-- Goal of the exercise --
Take every line where the string "text" appears and copy it.

Dataset items:

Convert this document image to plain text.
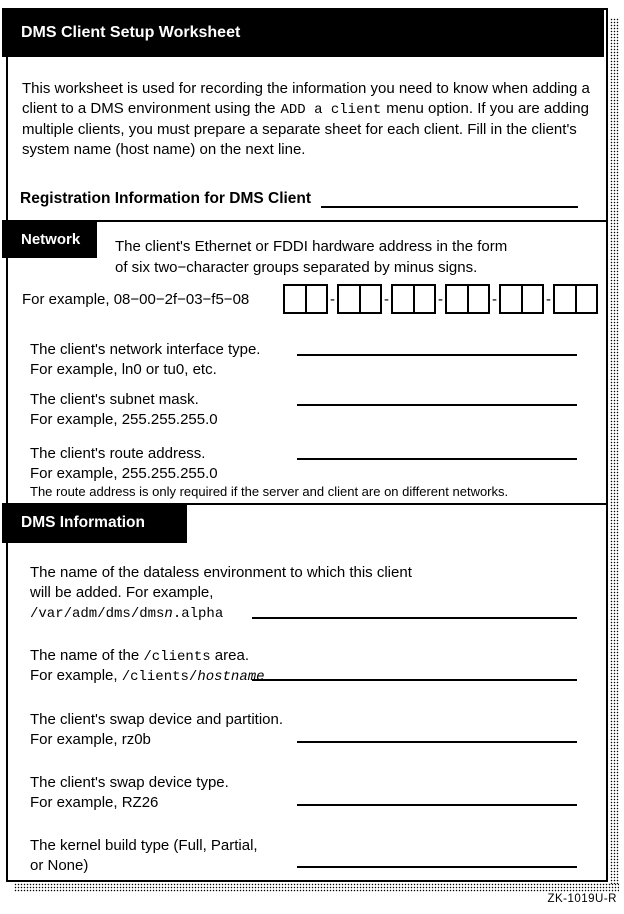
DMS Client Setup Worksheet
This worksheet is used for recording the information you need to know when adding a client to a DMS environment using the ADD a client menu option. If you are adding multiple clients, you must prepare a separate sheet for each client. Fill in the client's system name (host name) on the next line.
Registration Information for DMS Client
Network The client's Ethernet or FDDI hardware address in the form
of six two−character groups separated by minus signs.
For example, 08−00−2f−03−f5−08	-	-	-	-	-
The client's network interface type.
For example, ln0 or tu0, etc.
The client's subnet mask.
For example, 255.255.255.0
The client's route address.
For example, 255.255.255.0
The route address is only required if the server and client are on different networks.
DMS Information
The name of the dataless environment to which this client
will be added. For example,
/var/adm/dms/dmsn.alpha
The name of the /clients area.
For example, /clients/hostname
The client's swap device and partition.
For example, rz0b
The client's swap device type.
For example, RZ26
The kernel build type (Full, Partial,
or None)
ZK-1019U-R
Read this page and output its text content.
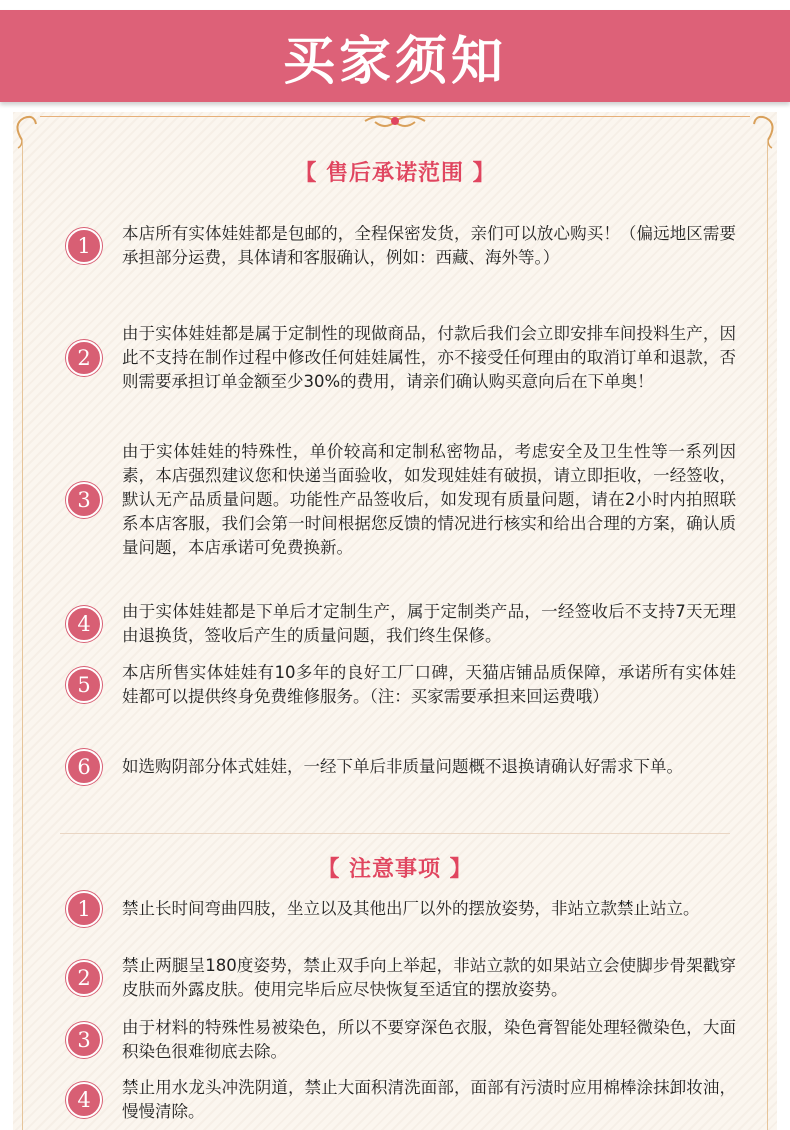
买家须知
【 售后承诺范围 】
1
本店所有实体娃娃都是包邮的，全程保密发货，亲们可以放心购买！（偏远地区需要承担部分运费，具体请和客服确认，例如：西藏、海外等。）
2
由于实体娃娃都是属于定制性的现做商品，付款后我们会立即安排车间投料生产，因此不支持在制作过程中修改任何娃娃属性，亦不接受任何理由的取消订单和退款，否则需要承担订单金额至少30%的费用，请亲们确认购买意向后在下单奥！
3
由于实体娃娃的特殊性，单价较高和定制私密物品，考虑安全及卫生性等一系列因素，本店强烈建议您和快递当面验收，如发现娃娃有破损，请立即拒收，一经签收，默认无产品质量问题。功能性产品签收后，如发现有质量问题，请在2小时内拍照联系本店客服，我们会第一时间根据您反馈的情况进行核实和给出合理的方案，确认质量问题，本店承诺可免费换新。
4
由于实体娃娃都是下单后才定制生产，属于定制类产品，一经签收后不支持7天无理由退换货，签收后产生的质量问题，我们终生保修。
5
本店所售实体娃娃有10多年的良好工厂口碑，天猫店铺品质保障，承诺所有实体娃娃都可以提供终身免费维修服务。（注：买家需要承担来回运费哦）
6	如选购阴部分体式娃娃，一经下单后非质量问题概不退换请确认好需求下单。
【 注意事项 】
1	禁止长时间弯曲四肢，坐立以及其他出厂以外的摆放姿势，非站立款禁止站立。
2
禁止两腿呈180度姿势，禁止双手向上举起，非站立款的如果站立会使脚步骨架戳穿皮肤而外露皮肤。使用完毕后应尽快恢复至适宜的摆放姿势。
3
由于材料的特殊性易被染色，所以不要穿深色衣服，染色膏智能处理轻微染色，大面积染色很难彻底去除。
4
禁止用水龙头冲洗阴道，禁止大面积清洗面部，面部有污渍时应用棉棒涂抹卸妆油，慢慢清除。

* * *

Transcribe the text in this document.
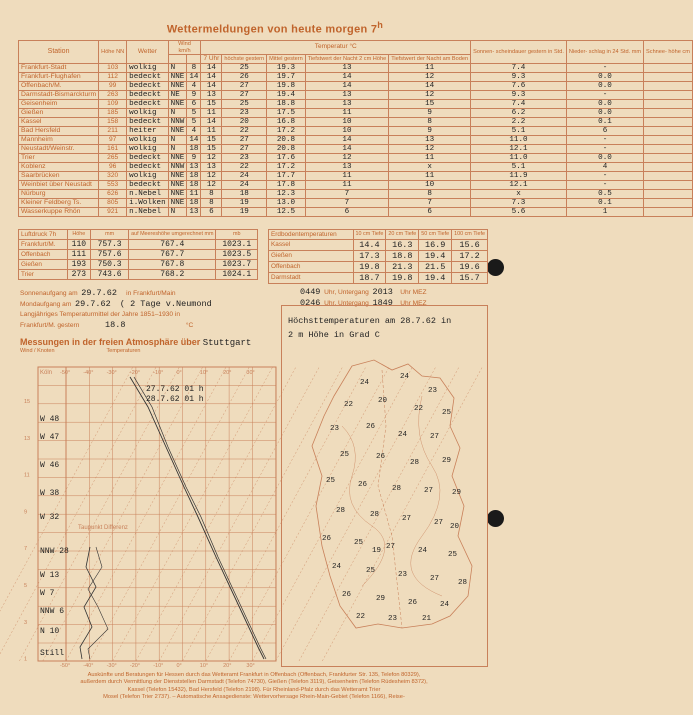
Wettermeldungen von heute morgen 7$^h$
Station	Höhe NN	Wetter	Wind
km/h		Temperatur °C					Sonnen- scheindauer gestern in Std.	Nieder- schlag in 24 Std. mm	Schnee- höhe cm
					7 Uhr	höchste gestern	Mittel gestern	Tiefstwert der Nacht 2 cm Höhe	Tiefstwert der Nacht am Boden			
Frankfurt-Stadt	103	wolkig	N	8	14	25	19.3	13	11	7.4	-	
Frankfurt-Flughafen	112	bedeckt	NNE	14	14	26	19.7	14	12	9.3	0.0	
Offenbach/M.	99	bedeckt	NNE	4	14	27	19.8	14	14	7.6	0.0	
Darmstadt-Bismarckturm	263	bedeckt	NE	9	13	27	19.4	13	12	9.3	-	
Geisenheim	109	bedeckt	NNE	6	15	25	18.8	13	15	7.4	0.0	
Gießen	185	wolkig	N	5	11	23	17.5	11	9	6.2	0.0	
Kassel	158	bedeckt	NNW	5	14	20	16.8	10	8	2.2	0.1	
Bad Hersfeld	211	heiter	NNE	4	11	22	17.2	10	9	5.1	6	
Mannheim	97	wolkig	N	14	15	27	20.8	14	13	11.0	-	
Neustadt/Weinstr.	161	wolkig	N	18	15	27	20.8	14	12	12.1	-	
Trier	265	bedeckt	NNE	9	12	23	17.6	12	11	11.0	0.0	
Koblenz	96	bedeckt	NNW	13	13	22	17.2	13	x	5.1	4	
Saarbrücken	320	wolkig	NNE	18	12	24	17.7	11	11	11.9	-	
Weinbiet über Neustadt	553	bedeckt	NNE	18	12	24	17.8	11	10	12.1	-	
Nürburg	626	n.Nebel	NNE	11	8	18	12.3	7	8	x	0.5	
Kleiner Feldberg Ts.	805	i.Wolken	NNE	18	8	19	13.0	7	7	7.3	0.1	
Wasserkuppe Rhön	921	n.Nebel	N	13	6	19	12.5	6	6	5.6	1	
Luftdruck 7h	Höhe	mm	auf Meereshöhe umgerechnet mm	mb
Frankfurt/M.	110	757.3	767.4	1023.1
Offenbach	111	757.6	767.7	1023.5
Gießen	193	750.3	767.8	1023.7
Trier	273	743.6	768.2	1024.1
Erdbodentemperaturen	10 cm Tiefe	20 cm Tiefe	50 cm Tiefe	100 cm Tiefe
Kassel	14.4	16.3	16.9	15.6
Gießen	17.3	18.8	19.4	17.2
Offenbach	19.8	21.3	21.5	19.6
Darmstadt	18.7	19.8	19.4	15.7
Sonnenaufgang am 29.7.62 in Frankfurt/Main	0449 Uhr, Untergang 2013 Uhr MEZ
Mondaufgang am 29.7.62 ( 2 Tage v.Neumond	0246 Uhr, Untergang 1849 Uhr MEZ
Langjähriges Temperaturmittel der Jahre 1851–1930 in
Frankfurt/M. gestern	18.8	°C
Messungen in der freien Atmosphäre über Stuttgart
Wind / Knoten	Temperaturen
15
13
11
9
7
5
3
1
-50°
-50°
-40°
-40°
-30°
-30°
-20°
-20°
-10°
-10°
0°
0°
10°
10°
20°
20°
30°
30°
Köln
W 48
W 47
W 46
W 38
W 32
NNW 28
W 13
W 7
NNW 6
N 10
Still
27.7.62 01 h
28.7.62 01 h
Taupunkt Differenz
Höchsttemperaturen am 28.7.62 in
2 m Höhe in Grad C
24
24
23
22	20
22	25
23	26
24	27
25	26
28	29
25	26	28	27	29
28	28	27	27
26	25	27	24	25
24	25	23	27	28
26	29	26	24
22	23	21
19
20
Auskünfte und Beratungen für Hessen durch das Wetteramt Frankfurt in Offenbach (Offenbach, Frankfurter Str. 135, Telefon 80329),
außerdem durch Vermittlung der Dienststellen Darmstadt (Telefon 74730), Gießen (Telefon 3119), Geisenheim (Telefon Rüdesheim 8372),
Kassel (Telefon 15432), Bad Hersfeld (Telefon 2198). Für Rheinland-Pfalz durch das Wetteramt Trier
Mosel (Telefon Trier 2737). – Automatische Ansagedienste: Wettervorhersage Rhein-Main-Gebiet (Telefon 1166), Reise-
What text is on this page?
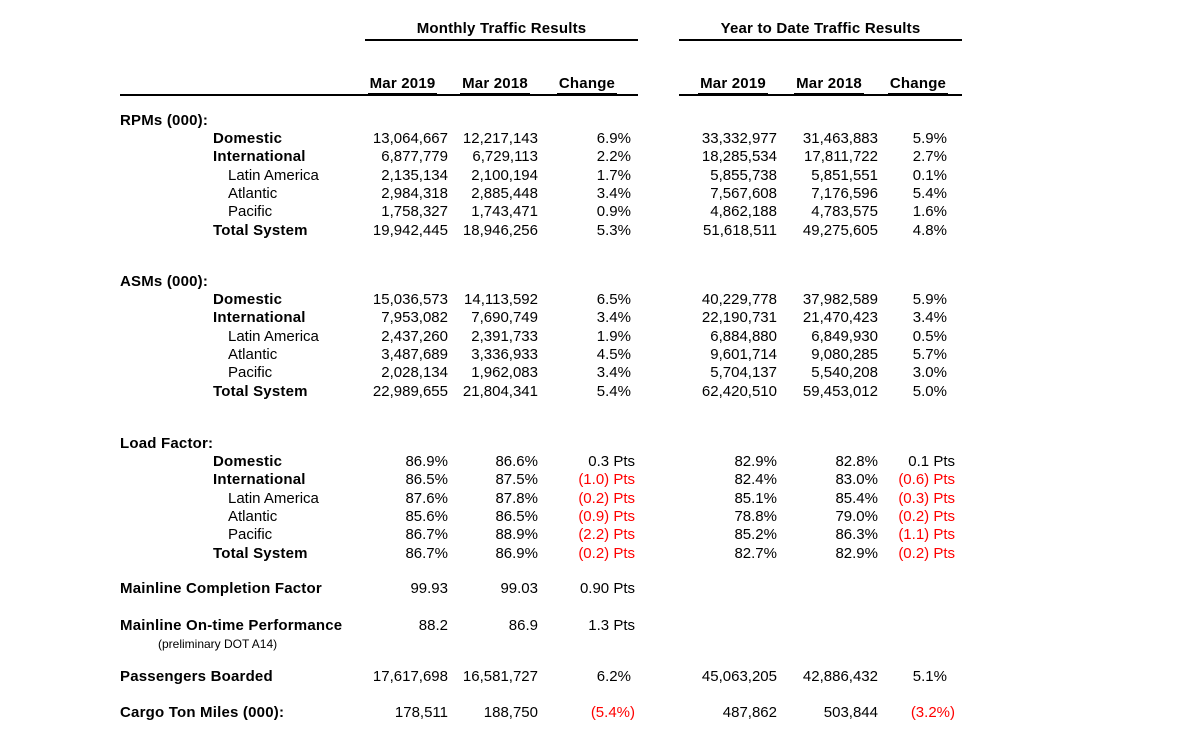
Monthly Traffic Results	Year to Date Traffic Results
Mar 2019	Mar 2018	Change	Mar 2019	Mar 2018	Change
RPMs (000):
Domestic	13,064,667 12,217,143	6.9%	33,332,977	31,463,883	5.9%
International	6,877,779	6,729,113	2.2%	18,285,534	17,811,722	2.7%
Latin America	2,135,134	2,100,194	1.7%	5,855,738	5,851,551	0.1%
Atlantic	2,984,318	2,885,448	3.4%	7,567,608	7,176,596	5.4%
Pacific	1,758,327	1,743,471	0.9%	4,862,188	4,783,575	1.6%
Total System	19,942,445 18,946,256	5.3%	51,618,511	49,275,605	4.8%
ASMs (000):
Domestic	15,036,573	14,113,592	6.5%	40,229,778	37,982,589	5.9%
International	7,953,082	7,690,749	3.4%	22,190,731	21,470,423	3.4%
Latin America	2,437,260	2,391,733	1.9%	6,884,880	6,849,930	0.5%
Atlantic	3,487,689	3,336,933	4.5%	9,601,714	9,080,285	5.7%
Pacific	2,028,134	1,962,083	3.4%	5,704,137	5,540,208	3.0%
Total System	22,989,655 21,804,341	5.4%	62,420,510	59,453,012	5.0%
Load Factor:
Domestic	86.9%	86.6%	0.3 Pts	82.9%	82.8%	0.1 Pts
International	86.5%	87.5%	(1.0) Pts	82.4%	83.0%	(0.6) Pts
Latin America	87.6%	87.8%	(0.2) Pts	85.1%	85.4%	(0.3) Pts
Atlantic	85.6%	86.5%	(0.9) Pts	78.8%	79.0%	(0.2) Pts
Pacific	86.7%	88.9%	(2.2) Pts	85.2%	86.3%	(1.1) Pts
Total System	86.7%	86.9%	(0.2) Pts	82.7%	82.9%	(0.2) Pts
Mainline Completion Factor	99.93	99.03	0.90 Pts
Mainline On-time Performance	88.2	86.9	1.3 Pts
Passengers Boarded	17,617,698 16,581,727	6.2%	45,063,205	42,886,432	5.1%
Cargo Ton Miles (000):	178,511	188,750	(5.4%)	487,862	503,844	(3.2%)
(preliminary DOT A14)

---

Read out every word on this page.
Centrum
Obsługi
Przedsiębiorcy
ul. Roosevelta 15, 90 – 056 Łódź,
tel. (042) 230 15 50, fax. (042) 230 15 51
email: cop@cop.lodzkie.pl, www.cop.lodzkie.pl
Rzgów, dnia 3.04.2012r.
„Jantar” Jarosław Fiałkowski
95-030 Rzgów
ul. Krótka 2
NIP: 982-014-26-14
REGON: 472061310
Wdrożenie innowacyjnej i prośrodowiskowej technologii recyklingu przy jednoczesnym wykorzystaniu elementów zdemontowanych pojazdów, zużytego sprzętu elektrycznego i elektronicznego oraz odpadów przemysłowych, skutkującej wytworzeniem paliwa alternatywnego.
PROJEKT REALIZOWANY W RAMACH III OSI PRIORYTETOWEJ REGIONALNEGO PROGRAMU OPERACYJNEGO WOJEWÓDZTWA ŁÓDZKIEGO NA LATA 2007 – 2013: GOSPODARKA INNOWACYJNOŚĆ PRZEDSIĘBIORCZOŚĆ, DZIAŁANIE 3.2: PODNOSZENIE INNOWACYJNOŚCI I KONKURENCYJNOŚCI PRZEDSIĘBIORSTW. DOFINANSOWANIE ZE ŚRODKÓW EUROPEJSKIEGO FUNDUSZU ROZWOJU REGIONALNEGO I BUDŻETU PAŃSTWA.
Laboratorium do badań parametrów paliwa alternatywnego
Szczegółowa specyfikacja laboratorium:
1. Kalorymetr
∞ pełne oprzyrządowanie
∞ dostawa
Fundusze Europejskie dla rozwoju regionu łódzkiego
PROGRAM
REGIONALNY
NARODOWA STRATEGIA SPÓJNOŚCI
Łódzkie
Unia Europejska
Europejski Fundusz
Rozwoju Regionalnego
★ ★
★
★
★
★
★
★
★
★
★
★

-- Response to the exercise --
Convert this document image to plain text.
Read this page and output its text content.
Transcribe the text in this document.
What text is on this page?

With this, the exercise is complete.